#### THE TASK:
Write the data out again, character for character, with no images.

[Excerpt from a dataset]
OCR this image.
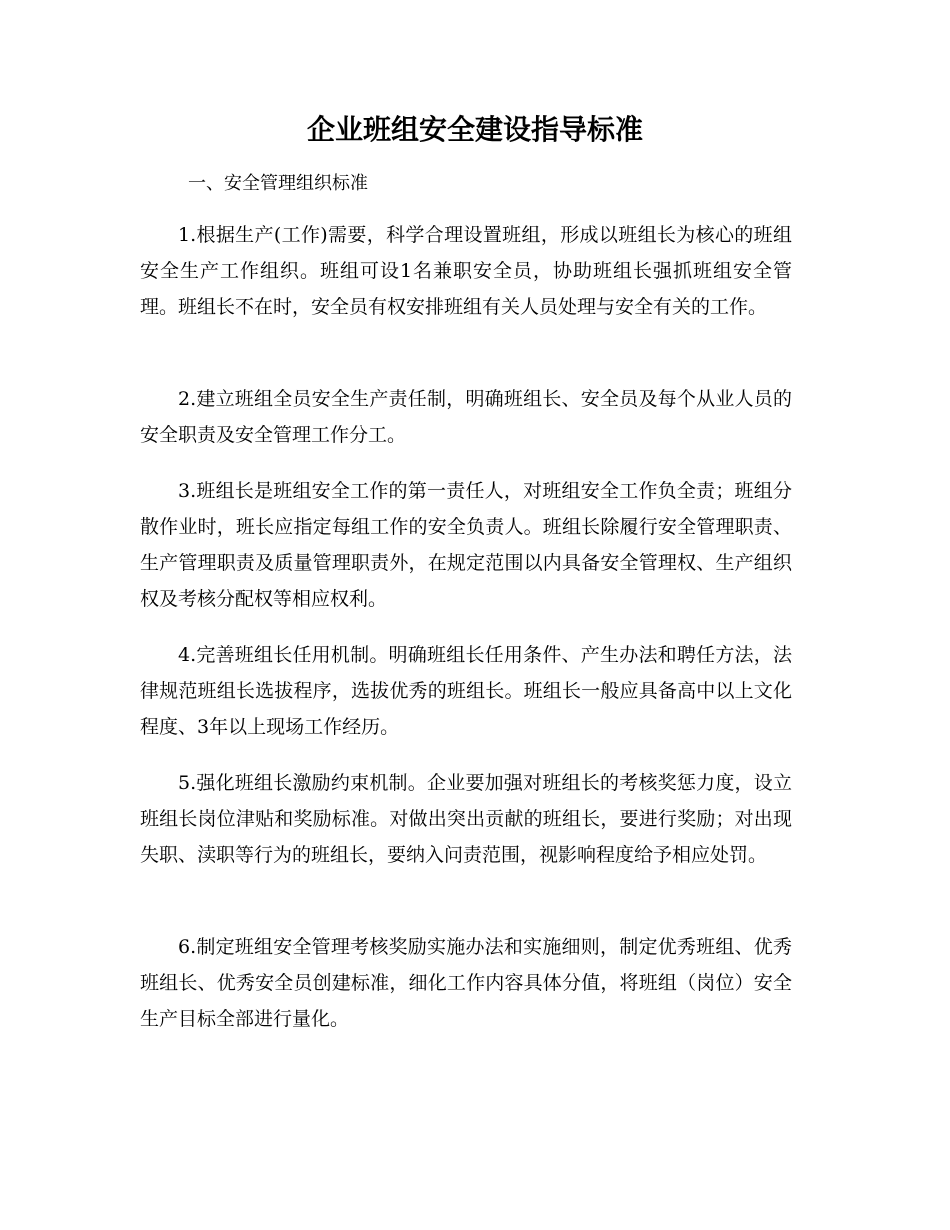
企业班组安全建设指导标准

一、安全管理组织标准

1.根据生产(工作)需要，科学合理设置班组，形成以班组长为核心的班组安全生产工作组织。班组可设1名兼职安全员，协助班组长强抓班组安全管理。班组长不在时，安全员有权安排班组有关人员处理与安全有关的工作。

2.建立班组全员安全生产责任制，明确班组长、安全员及每个从业人员的安全职责及安全管理工作分工。

3.班组长是班组安全工作的第一责任人，对班组安全工作负全责；班组分散作业时，班长应指定每组工作的安全负责人。班组长除履行安全管理职责、生产管理职责及质量管理职责外，在规定范围以内具备安全管理权、生产组织权及考核分配权等相应权利。

4.完善班组长任用机制。明确班组长任用条件、产生办法和聘任方法，法律规范班组长选拔程序，选拔优秀的班组长。班组长一般应具备高中以上文化程度、3年以上现场工作经历。

5.强化班组长激励约束机制。企业要加强对班组长的考核奖惩力度，设立班组长岗位津贴和奖励标准。对做出突出贡献的班组长，要进行奖励；对出现失职、渎职等行为的班组长，要纳入问责范围，视影响程度给予相应处罚。

6.制定班组安全管理考核奖励实施办法和实施细则，制定优秀班组、优秀班组长、优秀安全员创建标准，细化工作内容具体分值，将班组（岗位）安全生产目标全部进行量化。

#### RESULT BELOW:
OCR this image.
企业班组安全建设指导标准

一、安全管理组织标准

1.根据生产(工作)需要，科学合理设置班组，形成以班组长为核心的班组安全生产工作组织。班组可设1名兼职安全员，协助班组长强抓班组安全管理。班组长不在时，安全员有权安排班组有关人员处理与安全有关的工作。

2.建立班组全员安全生产责任制，明确班组长、安全员及每个从业人员的安全职责及安全管理工作分工。

3.班组长是班组安全工作的第一责任人，对班组安全工作负全责；班组分散作业时，班长应指定每组工作的安全负责人。班组长除履行安全管理职责、生产管理职责及质量管理职责外，在规定范围以内具备安全管理权、生产组织权及考核分配权等相应权利。

4.完善班组长任用机制。明确班组长任用条件、产生办法和聘任方法，法律规范班组长选拔程序，选拔优秀的班组长。班组长一般应具备高中以上文化程度、3年以上现场工作经历。

5.强化班组长激励约束机制。企业要加强对班组长的考核奖惩力度，设立班组长岗位津贴和奖励标准。对做出突出贡献的班组长，要进行奖励；对出现失职、渎职等行为的班组长，要纳入问责范围，视影响程度给予相应处罚。

6.制定班组安全管理考核奖励实施办法和实施细则，制定优秀班组、优秀班组长、优秀安全员创建标准，细化工作内容具体分值，将班组（岗位）安全生产目标全部进行量化。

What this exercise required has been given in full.